> **What to do**:
Check each line of the listing for the word "markerColor" and report how many lines contain it, giving nothing but the number.

> **Excerpted data**:

++++++++

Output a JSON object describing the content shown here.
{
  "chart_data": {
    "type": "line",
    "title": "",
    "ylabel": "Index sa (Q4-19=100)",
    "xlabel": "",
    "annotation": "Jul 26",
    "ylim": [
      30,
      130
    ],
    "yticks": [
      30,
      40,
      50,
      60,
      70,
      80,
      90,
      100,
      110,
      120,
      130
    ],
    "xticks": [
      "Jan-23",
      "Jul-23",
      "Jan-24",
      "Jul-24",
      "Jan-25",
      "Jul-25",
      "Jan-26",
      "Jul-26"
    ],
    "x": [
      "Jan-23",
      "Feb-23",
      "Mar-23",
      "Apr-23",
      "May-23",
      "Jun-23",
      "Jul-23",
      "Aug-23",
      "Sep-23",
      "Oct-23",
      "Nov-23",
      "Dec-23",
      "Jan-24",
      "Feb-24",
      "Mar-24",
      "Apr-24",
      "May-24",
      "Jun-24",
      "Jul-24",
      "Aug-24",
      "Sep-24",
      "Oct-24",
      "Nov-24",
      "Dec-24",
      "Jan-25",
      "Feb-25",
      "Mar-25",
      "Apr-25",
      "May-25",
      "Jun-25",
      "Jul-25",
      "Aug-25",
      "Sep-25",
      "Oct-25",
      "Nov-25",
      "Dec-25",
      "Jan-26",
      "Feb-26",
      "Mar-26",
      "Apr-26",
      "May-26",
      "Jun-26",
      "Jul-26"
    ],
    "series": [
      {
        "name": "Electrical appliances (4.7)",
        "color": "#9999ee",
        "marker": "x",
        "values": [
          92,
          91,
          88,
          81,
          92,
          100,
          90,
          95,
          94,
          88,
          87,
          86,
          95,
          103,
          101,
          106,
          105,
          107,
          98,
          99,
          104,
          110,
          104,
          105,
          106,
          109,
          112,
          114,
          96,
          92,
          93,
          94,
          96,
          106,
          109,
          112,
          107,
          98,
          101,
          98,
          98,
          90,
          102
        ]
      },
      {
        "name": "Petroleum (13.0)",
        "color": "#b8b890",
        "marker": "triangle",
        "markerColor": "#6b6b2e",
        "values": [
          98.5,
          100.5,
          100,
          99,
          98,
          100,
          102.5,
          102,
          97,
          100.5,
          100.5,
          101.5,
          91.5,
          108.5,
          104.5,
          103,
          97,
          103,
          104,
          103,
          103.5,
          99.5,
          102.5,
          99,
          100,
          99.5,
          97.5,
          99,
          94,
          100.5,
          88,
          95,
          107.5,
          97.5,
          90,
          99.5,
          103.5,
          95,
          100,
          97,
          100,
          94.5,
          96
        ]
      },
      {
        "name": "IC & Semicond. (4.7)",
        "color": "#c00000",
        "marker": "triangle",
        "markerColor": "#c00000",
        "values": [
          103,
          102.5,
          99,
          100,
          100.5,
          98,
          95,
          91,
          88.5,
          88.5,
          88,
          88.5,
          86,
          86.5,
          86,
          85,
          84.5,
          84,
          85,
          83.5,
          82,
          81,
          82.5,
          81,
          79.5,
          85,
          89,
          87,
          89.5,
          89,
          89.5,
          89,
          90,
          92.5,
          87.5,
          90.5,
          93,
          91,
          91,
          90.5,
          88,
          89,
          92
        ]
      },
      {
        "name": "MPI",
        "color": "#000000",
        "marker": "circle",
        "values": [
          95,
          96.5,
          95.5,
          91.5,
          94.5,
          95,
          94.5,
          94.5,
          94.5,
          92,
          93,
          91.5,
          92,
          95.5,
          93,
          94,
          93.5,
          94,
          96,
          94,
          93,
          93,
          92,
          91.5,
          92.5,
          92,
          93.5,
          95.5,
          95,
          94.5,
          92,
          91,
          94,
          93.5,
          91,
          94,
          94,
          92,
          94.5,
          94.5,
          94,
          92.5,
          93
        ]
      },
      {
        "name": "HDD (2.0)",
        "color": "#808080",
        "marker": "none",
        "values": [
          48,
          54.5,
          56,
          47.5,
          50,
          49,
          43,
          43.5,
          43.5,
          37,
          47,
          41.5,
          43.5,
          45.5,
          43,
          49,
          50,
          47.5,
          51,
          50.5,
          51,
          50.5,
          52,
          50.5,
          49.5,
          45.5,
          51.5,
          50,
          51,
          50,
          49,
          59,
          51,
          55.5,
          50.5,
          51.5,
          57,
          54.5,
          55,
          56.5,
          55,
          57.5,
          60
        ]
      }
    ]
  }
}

++++++++

> **The solution**:
2